DATA PROVIDED
________________________________________

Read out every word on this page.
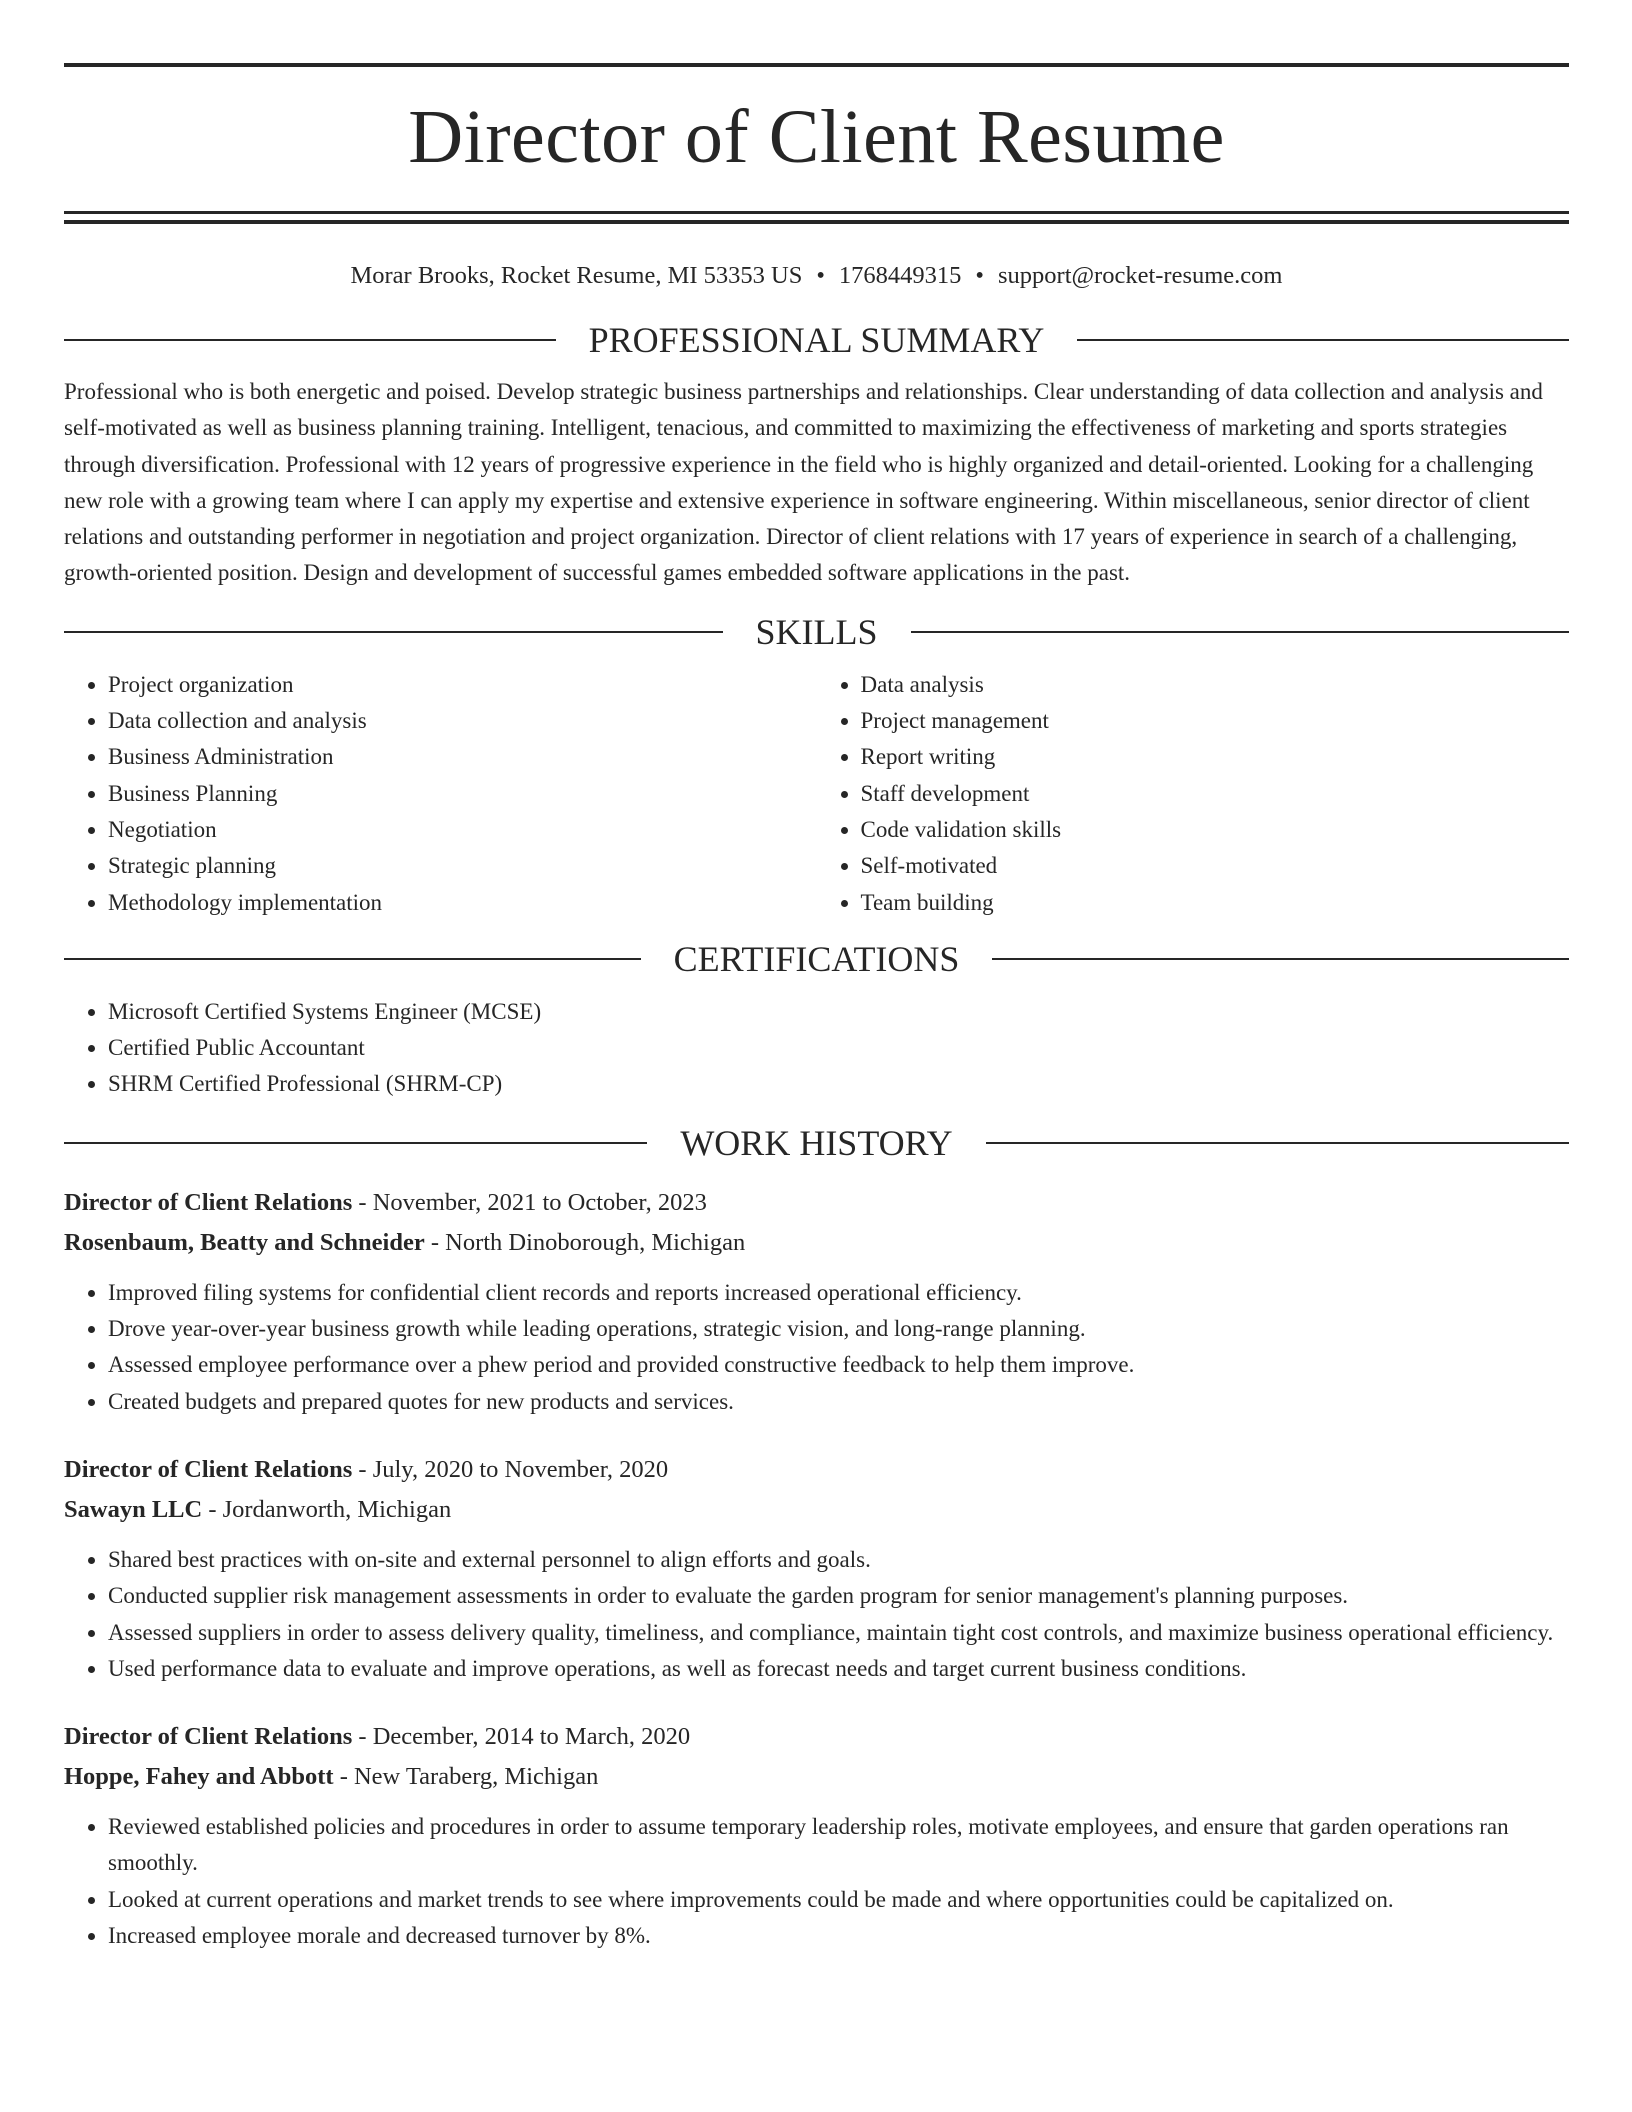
Director of Client Resume
Morar Brooks, Rocket Resume, MI 53353 US • 1768449315 • support@rocket-resume.com
PROFESSIONAL SUMMARY

Professional who is both energetic and poised. Develop strategic business partnerships and relationships. Clear understanding of data collection and analysis and self-motivated as well as business planning training. Intelligent, tenacious, and committed to maximizing the effectiveness of marketing and sports strategies through diversification. Professional with 12 years of progressive experience in the field who is highly organized and detail-oriented. Looking for a challenging new role with a growing team where I can apply my expertise and extensive experience in software engineering. Within miscellaneous, senior director of client relations and outstanding performer in negotiation and project organization. Director of client relations with 17 years of experience in search of a challenging, growth-oriented position. Design and development of successful games embedded software applications in the past.

SKILLS
• Project organization
• Data collection and analysis
• Business Administration
• Business Planning
• Negotiation
• Strategic planning
• Methodology implementation
• Data analysis
• Project management
• Report writing
• Staff development
• Code validation skills
• Self-motivated
• Team building
CERTIFICATIONS
• Microsoft Certified Systems Engineer (MCSE)
• Certified Public Accountant
• SHRM Certified Professional (SHRM-CP)
WORK HISTORY
Director of Client Relations - November, 2021 to October, 2023
Rosenbaum, Beatty and Schneider - North Dinoborough, Michigan
• Improved filing systems for confidential client records and reports increased operational efficiency.
• Drove year-over-year business growth while leading operations, strategic vision, and long-range planning.
• Assessed employee performance over a phew period and provided constructive feedback to help them improve.
• Created budgets and prepared quotes for new products and services.
Director of Client Relations - July, 2020 to November, 2020
Sawayn LLC - Jordanworth, Michigan
• Shared best practices with on-site and external personnel to align efforts and goals.
• Conducted supplier risk management assessments in order to evaluate the garden program for senior management's planning purposes.
• Assessed suppliers in order to assess delivery quality, timeliness, and compliance, maintain tight cost controls, and maximize business operational efficiency.
• Used performance data to evaluate and improve operations, as well as forecast needs and target current business conditions.
Director of Client Relations - December, 2014 to March, 2020
Hoppe, Fahey and Abbott - New Taraberg, Michigan
• Reviewed established policies and procedures in order to assume temporary leadership roles, motivate employees, and ensure that garden operations ran smoothly.
• Looked at current operations and market trends to see where improvements could be made and where opportunities could be capitalized on.
• Increased employee morale and decreased turnover by 8%.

________________________________________

WHAT YOU HAVE TO DO
Copy each line exactly, and leave the pictures out of your copy.

OUTPUT OF THE EXERCISE
Read out every word on this page.
Director of Client Resume
Morar Brooks, Rocket Resume, MI 53353 US • 1768449315 • support@rocket-resume.com
PROFESSIONAL SUMMARY

Professional who is both energetic and poised. Develop strategic business partnerships and relationships. Clear understanding of data collection and analysis and self-motivated as well as business planning training. Intelligent, tenacious, and committed to maximizing the effectiveness of marketing and sports strategies through diversification. Professional with 12 years of progressive experience in the field who is highly organized and detail-oriented. Looking for a challenging new role with a growing team where I can apply my expertise and extensive experience in software engineering. Within miscellaneous, senior director of client relations and outstanding performer in negotiation and project organization. Director of client relations with 17 years of experience in search of a challenging, growth-oriented position. Design and development of successful games embedded software applications in the past.

SKILLS
• Project organization
• Data collection and analysis
• Business Administration
• Business Planning
• Negotiation
• Strategic planning
• Methodology implementation
• Data analysis
• Project management
• Report writing
• Staff development
• Code validation skills
• Self-motivated
• Team building
CERTIFICATIONS
• Microsoft Certified Systems Engineer (MCSE)
• Certified Public Accountant
• SHRM Certified Professional (SHRM-CP)
WORK HISTORY
Director of Client Relations - November, 2021 to October, 2023
Rosenbaum, Beatty and Schneider - North Dinoborough, Michigan
• Improved filing systems for confidential client records and reports increased operational efficiency.
• Drove year-over-year business growth while leading operations, strategic vision, and long-range planning.
• Assessed employee performance over a phew period and provided constructive feedback to help them improve.
• Created budgets and prepared quotes for new products and services.
Director of Client Relations - July, 2020 to November, 2020
Sawayn LLC - Jordanworth, Michigan
• Shared best practices with on-site and external personnel to align efforts and goals.
• Conducted supplier risk management assessments in order to evaluate the garden program for senior management's planning purposes.
• Assessed suppliers in order to assess delivery quality, timeliness, and compliance, maintain tight cost controls, and maximize business operational efficiency.
• Used performance data to evaluate and improve operations, as well as forecast needs and target current business conditions.
Director of Client Relations - December, 2014 to March, 2020
Hoppe, Fahey and Abbott - New Taraberg, Michigan
• Reviewed established policies and procedures in order to assume temporary leadership roles, motivate employees, and ensure that garden operations ran smoothly.
• Looked at current operations and market trends to see where improvements could be made and where opportunities could be capitalized on.
• Increased employee morale and decreased turnover by 8%.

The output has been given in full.